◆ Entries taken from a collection
================

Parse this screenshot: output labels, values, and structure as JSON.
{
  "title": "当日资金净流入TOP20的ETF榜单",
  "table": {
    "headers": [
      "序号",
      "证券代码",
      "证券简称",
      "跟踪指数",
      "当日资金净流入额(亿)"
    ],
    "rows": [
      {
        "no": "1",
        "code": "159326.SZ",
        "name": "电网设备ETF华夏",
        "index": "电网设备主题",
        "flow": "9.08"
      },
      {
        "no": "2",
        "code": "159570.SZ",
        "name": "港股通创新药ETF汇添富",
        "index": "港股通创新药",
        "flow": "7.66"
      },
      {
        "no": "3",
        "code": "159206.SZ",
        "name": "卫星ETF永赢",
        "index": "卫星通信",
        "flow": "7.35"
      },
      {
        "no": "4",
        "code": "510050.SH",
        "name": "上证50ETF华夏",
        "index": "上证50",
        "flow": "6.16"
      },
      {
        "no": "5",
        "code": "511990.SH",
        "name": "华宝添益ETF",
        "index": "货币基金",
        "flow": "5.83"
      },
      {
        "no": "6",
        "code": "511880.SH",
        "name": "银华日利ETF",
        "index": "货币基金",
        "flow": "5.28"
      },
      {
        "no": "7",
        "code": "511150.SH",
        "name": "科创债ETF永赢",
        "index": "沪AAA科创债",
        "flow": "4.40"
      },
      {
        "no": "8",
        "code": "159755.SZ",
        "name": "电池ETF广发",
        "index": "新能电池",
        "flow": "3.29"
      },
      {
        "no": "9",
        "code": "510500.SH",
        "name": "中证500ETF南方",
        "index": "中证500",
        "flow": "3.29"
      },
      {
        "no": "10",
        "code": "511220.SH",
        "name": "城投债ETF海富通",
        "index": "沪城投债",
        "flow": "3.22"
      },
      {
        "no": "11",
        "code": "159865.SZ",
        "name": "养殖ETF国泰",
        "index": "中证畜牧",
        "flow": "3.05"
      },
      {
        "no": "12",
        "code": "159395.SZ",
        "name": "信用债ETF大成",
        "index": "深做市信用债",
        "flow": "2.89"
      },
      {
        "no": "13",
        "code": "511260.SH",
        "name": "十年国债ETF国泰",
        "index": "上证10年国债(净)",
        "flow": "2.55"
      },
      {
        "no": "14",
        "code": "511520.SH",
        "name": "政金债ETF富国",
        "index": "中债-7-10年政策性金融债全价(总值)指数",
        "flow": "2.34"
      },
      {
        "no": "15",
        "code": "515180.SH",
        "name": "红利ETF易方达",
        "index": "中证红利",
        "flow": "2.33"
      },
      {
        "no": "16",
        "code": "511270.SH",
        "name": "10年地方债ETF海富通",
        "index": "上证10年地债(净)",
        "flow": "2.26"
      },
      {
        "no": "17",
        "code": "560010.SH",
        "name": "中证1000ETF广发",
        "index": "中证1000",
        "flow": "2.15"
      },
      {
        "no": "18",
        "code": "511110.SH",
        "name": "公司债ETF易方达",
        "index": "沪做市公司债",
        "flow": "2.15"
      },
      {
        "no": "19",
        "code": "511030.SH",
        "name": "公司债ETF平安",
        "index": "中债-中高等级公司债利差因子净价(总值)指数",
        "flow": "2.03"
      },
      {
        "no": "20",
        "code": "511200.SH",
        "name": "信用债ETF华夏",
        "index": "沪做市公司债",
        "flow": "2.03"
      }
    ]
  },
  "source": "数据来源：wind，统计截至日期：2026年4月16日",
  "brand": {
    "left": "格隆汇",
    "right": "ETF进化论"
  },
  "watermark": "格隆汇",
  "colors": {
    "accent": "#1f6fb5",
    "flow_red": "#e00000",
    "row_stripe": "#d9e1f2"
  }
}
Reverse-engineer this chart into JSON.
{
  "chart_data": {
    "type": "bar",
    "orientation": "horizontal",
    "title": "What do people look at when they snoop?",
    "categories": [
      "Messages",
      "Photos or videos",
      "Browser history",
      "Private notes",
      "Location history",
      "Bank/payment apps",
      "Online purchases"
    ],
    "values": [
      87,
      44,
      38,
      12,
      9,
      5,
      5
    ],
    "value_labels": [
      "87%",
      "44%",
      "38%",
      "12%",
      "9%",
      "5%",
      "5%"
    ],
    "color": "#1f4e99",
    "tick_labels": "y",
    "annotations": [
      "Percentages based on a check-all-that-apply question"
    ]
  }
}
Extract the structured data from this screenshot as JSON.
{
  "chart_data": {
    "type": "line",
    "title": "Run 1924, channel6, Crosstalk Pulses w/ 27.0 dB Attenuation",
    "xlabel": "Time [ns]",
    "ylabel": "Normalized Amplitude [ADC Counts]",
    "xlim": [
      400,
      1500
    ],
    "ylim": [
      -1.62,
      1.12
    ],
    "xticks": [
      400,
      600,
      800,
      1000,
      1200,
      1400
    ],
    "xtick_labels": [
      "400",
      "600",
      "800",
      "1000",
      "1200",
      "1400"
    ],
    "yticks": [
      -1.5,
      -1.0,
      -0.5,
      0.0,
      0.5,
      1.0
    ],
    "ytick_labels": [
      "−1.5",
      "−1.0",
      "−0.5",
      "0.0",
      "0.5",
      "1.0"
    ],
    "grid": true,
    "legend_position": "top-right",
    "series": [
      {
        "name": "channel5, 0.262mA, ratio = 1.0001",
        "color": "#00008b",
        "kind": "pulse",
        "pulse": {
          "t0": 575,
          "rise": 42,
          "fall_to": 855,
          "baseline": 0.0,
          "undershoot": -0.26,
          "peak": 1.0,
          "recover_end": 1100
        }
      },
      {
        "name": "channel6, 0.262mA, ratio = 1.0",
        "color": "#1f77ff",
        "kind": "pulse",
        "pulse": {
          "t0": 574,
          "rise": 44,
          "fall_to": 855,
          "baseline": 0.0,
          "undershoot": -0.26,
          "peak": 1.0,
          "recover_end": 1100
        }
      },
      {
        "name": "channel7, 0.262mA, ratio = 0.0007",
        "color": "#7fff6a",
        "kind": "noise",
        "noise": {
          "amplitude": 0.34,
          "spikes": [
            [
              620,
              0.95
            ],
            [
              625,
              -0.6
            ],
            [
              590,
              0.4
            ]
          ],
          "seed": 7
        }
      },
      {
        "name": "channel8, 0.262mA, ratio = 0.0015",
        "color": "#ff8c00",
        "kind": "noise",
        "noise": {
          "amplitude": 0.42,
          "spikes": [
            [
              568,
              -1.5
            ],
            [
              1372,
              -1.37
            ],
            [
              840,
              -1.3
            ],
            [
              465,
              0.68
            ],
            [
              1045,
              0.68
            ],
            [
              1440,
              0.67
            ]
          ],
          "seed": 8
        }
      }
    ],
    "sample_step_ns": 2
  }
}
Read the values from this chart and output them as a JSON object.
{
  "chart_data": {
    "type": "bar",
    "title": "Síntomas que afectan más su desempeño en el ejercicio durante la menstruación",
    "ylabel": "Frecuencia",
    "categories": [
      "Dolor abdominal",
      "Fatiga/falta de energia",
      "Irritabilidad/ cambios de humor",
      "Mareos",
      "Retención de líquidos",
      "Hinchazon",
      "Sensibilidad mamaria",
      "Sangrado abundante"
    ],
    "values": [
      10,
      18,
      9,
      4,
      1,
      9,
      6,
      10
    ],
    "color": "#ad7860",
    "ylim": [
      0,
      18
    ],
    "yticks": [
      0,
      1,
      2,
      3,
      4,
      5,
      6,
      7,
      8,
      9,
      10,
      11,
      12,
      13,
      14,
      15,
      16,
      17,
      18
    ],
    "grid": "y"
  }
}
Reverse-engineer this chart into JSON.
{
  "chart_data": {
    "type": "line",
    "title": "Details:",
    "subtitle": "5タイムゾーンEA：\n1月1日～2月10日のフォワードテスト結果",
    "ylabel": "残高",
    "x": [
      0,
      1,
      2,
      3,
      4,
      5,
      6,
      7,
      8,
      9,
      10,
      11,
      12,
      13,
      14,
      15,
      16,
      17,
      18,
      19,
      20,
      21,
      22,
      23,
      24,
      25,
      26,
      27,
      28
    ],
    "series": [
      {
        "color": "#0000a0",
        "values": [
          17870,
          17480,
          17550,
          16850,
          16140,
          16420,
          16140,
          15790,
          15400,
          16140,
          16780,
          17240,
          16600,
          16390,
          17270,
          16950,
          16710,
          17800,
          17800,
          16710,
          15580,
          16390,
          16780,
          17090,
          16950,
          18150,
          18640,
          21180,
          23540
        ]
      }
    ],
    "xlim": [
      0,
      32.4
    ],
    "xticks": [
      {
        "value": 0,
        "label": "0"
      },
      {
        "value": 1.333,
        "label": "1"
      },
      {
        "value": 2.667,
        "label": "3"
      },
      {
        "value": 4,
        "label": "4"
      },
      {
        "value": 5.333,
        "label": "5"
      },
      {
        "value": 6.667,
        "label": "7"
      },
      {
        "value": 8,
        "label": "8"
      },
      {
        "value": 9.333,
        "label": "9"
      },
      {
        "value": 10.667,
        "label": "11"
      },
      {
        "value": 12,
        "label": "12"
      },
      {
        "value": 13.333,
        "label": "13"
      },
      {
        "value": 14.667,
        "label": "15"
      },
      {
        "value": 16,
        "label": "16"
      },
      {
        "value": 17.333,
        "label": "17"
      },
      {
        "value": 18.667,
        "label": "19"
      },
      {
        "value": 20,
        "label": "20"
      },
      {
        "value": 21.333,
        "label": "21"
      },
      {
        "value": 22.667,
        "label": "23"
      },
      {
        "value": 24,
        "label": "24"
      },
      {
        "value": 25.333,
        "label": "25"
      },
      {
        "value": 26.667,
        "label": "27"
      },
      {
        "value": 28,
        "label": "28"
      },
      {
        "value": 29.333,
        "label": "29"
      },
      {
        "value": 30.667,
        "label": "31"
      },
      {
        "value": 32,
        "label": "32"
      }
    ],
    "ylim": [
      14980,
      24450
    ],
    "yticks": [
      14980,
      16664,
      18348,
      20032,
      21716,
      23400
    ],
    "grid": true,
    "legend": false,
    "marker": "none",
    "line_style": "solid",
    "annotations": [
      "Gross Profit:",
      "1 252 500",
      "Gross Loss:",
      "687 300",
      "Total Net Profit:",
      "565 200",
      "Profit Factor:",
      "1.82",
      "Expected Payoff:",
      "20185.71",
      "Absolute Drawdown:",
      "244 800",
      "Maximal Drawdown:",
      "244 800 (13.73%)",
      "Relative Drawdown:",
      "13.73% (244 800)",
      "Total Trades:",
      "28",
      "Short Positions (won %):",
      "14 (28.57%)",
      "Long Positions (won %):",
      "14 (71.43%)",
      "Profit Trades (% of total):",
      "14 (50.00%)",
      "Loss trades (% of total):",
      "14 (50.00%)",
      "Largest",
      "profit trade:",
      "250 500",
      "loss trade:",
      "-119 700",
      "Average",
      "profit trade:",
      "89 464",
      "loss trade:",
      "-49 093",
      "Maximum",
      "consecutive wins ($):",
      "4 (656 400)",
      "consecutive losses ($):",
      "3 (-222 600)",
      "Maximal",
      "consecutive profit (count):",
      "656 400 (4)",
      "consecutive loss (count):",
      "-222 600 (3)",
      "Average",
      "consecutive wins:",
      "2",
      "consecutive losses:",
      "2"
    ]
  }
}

================

◆ Your goal
Every line of the records that includes the word "ratio" should be gathered.

◆ In response
        "name": "channel5, 0.262mA, ratio = 1.0001",
        "name": "channel6, 0.262mA, ratio = 1.0",
        "name": "channel7, 0.262mA, ratio = 0.0007",
        "name": "channel8, 0.262mA, ratio = 0.0015",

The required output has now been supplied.